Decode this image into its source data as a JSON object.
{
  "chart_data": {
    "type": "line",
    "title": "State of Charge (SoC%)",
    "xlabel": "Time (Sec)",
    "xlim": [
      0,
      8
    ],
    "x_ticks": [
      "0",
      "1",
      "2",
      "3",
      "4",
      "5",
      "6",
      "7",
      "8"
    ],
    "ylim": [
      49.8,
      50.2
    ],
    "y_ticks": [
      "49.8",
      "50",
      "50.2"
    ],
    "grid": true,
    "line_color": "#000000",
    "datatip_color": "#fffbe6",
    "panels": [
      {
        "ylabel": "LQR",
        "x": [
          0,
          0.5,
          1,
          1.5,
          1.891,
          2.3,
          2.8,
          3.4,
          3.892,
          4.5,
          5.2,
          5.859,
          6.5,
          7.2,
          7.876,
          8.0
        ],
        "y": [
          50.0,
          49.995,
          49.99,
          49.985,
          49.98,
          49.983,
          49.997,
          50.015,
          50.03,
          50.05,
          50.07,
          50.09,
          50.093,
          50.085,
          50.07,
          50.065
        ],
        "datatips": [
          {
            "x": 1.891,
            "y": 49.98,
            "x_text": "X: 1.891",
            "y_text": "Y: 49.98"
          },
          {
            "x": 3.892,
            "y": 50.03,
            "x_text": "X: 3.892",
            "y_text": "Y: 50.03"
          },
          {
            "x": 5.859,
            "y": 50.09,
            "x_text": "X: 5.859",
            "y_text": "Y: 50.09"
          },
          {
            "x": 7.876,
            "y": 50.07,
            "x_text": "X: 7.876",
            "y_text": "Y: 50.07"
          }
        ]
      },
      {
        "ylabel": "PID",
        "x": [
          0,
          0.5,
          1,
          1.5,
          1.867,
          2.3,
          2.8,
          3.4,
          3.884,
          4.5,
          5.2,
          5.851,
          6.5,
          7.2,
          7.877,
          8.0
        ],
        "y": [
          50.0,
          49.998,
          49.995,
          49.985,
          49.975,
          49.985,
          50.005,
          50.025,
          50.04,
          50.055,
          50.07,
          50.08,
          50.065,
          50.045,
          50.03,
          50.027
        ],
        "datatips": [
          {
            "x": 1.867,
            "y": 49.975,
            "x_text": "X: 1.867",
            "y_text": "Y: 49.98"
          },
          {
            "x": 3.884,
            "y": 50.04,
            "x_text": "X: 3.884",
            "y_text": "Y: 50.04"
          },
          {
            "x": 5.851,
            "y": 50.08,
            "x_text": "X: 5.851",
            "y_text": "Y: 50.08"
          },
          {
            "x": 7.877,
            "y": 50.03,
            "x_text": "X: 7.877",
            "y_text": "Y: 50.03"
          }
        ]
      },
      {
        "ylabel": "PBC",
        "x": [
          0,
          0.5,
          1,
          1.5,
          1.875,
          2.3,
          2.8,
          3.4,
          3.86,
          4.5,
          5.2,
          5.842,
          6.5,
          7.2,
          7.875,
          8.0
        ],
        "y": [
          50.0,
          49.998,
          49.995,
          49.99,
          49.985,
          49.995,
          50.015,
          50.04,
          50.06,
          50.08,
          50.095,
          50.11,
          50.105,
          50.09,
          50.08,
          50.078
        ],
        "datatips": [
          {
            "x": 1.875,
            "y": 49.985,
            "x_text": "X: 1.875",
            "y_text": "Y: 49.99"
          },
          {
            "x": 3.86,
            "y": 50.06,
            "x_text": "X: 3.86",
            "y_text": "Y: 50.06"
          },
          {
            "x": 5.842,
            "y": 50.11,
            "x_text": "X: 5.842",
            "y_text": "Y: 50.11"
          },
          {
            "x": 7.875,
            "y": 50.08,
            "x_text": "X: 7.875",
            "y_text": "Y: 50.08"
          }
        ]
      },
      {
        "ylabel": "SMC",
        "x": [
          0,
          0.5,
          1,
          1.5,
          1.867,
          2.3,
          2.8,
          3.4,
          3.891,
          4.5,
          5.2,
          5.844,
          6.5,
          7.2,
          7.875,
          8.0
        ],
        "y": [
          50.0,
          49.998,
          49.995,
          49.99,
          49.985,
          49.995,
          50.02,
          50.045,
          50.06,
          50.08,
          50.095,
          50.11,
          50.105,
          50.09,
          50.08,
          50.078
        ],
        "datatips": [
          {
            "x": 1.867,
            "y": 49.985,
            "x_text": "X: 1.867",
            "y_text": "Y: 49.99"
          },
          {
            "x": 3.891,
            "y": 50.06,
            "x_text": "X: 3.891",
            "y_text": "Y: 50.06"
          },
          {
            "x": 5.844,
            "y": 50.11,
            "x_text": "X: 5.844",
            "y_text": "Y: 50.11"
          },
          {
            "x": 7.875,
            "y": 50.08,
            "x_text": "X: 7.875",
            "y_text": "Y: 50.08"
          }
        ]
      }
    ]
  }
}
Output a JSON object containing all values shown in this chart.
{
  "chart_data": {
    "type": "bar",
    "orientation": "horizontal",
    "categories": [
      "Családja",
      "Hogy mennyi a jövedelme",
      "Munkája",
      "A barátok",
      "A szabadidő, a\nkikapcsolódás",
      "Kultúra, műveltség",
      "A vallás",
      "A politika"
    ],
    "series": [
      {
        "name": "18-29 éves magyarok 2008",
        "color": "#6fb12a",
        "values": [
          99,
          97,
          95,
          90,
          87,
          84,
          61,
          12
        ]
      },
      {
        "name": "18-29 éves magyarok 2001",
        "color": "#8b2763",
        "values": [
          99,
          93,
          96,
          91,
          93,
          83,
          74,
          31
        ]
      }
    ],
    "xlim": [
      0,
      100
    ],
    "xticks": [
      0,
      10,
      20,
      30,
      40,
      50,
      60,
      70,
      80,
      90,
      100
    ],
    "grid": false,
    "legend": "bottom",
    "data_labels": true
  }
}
-------
WHAT TO PRODUCE
Give an exact copy of all the data shown above.

RESPONSE
Decode this image into its source data as a JSON object.
{
  "chart_data": {
    "type": "line",
    "title": "State of Charge (SoC%)",
    "xlabel": "Time (Sec)",
    "xlim": [
      0,
      8
    ],
    "x_ticks": [
      "0",
      "1",
      "2",
      "3",
      "4",
      "5",
      "6",
      "7",
      "8"
    ],
    "ylim": [
      49.8,
      50.2
    ],
    "y_ticks": [
      "49.8",
      "50",
      "50.2"
    ],
    "grid": true,
    "line_color": "#000000",
    "datatip_color": "#fffbe6",
    "panels": [
      {
        "ylabel": "LQR",
        "x": [
          0,
          0.5,
          1,
          1.5,
          1.891,
          2.3,
          2.8,
          3.4,
          3.892,
          4.5,
          5.2,
          5.859,
          6.5,
          7.2,
          7.876,
          8.0
        ],
        "y": [
          50.0,
          49.995,
          49.99,
          49.985,
          49.98,
          49.983,
          49.997,
          50.015,
          50.03,
          50.05,
          50.07,
          50.09,
          50.093,
          50.085,
          50.07,
          50.065
        ],
        "datatips": [
          {
            "x": 1.891,
            "y": 49.98,
            "x_text": "X: 1.891",
            "y_text": "Y: 49.98"
          },
          {
            "x": 3.892,
            "y": 50.03,
            "x_text": "X: 3.892",
            "y_text": "Y: 50.03"
          },
          {
            "x": 5.859,
            "y": 50.09,
            "x_text": "X: 5.859",
            "y_text": "Y: 50.09"
          },
          {
            "x": 7.876,
            "y": 50.07,
            "x_text": "X: 7.876",
            "y_text": "Y: 50.07"
          }
        ]
      },
      {
        "ylabel": "PID",
        "x": [
          0,
          0.5,
          1,
          1.5,
          1.867,
          2.3,
          2.8,
          3.4,
          3.884,
          4.5,
          5.2,
          5.851,
          6.5,
          7.2,
          7.877,
          8.0
        ],
        "y": [
          50.0,
          49.998,
          49.995,
          49.985,
          49.975,
          49.985,
          50.005,
          50.025,
          50.04,
          50.055,
          50.07,
          50.08,
          50.065,
          50.045,
          50.03,
          50.027
        ],
        "datatips": [
          {
            "x": 1.867,
            "y": 49.975,
            "x_text": "X: 1.867",
            "y_text": "Y: 49.98"
          },
          {
            "x": 3.884,
            "y": 50.04,
            "x_text": "X: 3.884",
            "y_text": "Y: 50.04"
          },
          {
            "x": 5.851,
            "y": 50.08,
            "x_text": "X: 5.851",
            "y_text": "Y: 50.08"
          },
          {
            "x": 7.877,
            "y": 50.03,
            "x_text": "X: 7.877",
            "y_text": "Y: 50.03"
          }
        ]
      },
      {
        "ylabel": "PBC",
        "x": [
          0,
          0.5,
          1,
          1.5,
          1.875,
          2.3,
          2.8,
          3.4,
          3.86,
          4.5,
          5.2,
          5.842,
          6.5,
          7.2,
          7.875,
          8.0
        ],
        "y": [
          50.0,
          49.998,
          49.995,
          49.99,
          49.985,
          49.995,
          50.015,
          50.04,
          50.06,
          50.08,
          50.095,
          50.11,
          50.105,
          50.09,
          50.08,
          50.078
        ],
        "datatips": [
          {
            "x": 1.875,
            "y": 49.985,
            "x_text": "X: 1.875",
            "y_text": "Y: 49.99"
          },
          {
            "x": 3.86,
            "y": 50.06,
            "x_text": "X: 3.86",
            "y_text": "Y: 50.06"
          },
          {
            "x": 5.842,
            "y": 50.11,
            "x_text": "X: 5.842",
            "y_text": "Y: 50.11"
          },
          {
            "x": 7.875,
            "y": 50.08,
            "x_text": "X: 7.875",
            "y_text": "Y: 50.08"
          }
        ]
      },
      {
        "ylabel": "SMC",
        "x": [
          0,
          0.5,
          1,
          1.5,
          1.867,
          2.3,
          2.8,
          3.4,
          3.891,
          4.5,
          5.2,
          5.844,
          6.5,
          7.2,
          7.875,
          8.0
        ],
        "y": [
          50.0,
          49.998,
          49.995,
          49.99,
          49.985,
          49.995,
          50.02,
          50.045,
          50.06,
          50.08,
          50.095,
          50.11,
          50.105,
          50.09,
          50.08,
          50.078
        ],
        "datatips": [
          {
            "x": 1.867,
            "y": 49.985,
            "x_text": "X: 1.867",
            "y_text": "Y: 49.99"
          },
          {
            "x": 3.891,
            "y": 50.06,
            "x_text": "X: 3.891",
            "y_text": "Y: 50.06"
          },
          {
            "x": 5.844,
            "y": 50.11,
            "x_text": "X: 5.844",
            "y_text": "Y: 50.11"
          },
          {
            "x": 7.875,
            "y": 50.08,
            "x_text": "X: 7.875",
            "y_text": "Y: 50.08"
          }
        ]
      }
    ]
  }
}
Output a JSON object containing all values shown in this chart.
{
  "chart_data": {
    "type": "bar",
    "orientation": "horizontal",
    "categories": [
      "Családja",
      "Hogy mennyi a jövedelme",
      "Munkája",
      "A barátok",
      "A szabadidő, a\nkikapcsolódás",
      "Kultúra, műveltség",
      "A vallás",
      "A politika"
    ],
    "series": [
      {
        "name": "18-29 éves magyarok 2008",
        "color": "#6fb12a",
        "values": [
          99,
          97,
          95,
          90,
          87,
          84,
          61,
          12
        ]
      },
      {
        "name": "18-29 éves magyarok 2001",
        "color": "#8b2763",
        "values": [
          99,
          93,
          96,
          91,
          93,
          83,
          74,
          31
        ]
      }
    ],
    "xlim": [
      0,
      100
    ],
    "xticks": [
      0,
      10,
      20,
      30,
      40,
      50,
      60,
      70,
      80,
      90,
      100
    ],
    "grid": false,
    "legend": "bottom",
    "data_labels": true
  }
}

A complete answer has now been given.